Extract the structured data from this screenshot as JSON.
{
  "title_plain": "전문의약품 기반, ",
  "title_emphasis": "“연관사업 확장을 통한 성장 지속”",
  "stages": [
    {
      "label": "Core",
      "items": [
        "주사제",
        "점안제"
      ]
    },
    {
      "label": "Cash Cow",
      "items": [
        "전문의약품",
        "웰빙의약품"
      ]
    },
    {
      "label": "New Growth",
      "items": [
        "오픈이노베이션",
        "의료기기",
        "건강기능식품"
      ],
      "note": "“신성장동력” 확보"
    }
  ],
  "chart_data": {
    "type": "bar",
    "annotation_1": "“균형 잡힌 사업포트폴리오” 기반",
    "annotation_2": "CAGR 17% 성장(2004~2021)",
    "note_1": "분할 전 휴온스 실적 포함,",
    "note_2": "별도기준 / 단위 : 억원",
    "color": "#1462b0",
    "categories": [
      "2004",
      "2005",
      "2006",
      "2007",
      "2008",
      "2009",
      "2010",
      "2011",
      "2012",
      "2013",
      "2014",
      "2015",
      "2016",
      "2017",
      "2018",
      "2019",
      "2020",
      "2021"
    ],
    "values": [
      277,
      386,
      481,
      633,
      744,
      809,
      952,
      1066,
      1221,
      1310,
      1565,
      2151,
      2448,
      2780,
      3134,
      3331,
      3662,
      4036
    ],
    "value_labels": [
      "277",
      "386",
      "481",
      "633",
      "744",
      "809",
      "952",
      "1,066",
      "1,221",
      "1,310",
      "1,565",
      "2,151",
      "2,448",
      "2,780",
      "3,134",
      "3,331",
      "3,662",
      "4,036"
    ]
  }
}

---

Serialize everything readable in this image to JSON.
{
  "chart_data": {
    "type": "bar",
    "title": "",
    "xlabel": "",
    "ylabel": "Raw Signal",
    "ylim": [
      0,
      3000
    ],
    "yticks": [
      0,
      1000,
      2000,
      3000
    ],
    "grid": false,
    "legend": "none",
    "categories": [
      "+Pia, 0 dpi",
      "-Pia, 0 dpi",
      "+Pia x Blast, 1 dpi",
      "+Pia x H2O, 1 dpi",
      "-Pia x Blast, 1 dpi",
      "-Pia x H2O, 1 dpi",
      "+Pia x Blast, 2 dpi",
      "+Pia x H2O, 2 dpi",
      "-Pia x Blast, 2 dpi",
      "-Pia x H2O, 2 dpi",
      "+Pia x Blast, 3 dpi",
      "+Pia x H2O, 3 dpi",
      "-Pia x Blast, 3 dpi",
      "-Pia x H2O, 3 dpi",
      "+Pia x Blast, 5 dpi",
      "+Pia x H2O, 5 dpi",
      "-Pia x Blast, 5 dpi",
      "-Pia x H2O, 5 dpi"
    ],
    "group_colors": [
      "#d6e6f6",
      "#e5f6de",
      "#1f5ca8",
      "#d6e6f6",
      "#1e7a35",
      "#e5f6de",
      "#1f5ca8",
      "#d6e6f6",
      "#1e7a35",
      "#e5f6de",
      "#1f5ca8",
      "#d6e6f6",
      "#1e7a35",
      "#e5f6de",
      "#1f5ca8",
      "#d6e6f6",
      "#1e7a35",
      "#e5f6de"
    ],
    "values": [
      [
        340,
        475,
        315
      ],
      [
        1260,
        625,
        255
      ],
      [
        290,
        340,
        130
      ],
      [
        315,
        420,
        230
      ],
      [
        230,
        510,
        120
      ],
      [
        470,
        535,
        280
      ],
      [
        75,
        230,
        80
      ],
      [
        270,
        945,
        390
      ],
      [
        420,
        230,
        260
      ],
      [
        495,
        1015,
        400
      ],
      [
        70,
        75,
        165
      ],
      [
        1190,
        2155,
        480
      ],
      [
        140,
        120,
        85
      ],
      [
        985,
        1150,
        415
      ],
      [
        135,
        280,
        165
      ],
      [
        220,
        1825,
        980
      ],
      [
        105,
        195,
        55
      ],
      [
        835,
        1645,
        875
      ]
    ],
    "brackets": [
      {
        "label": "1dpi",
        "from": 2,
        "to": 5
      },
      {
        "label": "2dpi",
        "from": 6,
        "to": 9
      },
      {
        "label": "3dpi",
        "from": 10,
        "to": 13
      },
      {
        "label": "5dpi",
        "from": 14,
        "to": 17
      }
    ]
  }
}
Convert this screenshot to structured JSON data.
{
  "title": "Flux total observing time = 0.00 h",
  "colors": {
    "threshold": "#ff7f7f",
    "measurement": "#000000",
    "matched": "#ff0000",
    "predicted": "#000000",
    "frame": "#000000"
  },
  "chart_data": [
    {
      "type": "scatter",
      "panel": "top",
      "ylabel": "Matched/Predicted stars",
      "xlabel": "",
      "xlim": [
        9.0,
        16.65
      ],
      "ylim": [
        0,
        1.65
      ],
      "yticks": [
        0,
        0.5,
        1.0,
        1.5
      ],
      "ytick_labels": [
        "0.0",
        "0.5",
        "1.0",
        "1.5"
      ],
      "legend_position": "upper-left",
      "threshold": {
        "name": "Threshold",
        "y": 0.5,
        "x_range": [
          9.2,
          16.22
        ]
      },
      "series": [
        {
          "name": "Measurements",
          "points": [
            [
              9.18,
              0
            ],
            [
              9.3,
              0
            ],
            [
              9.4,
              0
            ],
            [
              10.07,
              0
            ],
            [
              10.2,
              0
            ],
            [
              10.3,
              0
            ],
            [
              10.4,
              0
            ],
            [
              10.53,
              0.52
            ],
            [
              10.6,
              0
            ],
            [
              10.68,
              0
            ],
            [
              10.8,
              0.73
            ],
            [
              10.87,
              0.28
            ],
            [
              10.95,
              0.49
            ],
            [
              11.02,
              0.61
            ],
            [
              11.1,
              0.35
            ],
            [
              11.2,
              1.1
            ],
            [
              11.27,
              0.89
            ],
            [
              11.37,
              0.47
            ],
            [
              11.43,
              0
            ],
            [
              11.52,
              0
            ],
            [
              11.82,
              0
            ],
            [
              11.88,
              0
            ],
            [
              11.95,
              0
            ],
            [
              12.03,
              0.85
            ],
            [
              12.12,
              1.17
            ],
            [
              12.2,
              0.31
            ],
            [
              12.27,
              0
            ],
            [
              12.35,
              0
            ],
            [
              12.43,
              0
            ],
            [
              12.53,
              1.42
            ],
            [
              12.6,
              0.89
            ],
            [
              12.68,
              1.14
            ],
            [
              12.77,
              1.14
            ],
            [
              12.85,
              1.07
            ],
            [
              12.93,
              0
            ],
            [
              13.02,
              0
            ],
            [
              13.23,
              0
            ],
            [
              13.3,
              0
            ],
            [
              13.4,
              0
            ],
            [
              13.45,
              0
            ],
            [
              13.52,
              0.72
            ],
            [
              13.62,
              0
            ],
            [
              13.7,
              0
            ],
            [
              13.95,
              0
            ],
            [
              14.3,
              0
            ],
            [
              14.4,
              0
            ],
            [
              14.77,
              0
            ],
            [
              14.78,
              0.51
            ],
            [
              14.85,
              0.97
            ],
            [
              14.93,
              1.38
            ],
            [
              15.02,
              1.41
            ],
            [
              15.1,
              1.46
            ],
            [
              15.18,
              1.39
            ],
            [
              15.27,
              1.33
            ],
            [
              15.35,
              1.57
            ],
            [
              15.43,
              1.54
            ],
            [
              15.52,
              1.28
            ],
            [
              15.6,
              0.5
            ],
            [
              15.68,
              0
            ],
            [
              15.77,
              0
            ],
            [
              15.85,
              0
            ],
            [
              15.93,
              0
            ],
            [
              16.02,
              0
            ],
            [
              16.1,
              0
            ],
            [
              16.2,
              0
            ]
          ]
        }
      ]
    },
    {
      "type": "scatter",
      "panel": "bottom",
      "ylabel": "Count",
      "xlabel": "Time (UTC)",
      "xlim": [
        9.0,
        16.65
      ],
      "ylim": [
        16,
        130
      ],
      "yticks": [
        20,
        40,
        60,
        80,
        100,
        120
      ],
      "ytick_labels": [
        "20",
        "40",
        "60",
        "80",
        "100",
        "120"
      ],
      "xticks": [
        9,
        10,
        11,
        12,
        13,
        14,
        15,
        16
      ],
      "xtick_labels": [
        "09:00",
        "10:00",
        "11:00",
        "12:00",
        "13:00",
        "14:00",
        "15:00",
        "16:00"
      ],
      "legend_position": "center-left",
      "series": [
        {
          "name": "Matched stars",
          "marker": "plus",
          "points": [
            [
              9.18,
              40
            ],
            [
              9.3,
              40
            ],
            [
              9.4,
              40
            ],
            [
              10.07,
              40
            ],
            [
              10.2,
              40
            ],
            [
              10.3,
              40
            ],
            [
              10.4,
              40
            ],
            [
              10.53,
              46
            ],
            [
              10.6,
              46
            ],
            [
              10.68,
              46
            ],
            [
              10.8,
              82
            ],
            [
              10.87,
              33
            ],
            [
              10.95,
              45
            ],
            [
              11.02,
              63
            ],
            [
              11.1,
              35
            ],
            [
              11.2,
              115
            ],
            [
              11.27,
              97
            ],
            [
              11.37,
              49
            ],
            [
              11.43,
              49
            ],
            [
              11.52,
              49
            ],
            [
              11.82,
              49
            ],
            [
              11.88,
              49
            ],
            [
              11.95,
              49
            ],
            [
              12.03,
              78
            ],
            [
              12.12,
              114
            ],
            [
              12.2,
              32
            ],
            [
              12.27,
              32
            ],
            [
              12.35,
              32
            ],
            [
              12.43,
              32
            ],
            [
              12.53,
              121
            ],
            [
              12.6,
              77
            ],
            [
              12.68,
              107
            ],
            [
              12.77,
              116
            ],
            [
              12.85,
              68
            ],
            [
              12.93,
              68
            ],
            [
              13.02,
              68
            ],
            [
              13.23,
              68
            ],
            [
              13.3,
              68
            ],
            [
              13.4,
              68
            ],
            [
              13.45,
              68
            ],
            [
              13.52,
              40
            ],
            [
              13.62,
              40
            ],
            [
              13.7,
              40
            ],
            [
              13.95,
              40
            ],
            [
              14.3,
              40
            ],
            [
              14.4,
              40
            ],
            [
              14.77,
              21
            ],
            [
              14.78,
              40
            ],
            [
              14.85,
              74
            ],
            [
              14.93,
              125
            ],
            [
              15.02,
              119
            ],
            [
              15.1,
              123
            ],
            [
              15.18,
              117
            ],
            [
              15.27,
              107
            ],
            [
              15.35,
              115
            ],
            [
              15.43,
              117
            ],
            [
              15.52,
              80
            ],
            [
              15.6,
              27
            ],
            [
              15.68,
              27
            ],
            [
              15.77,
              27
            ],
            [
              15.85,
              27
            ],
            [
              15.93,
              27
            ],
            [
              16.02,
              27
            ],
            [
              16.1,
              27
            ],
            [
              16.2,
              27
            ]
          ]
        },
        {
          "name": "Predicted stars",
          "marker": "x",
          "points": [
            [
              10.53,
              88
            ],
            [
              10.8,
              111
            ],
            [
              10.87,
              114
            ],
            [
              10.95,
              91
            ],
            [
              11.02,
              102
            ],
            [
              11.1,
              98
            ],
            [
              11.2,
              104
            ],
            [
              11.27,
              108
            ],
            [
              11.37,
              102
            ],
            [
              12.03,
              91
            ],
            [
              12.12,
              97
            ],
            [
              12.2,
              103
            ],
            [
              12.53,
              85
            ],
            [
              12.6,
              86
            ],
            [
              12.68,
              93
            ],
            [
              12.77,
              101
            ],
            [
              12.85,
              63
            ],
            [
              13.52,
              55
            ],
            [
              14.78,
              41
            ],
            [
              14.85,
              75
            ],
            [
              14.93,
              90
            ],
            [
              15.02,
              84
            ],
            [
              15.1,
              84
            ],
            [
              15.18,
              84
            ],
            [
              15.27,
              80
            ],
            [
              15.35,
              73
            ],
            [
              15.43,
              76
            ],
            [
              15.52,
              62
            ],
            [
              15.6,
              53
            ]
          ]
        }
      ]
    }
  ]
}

**Given instruction:** Look over the material above and show each line where "name" appears.

**Reply:**
        "name": "Threshold",
          "name": "Measurements",
          "name": "Matched stars",
          "name": "Predicted stars",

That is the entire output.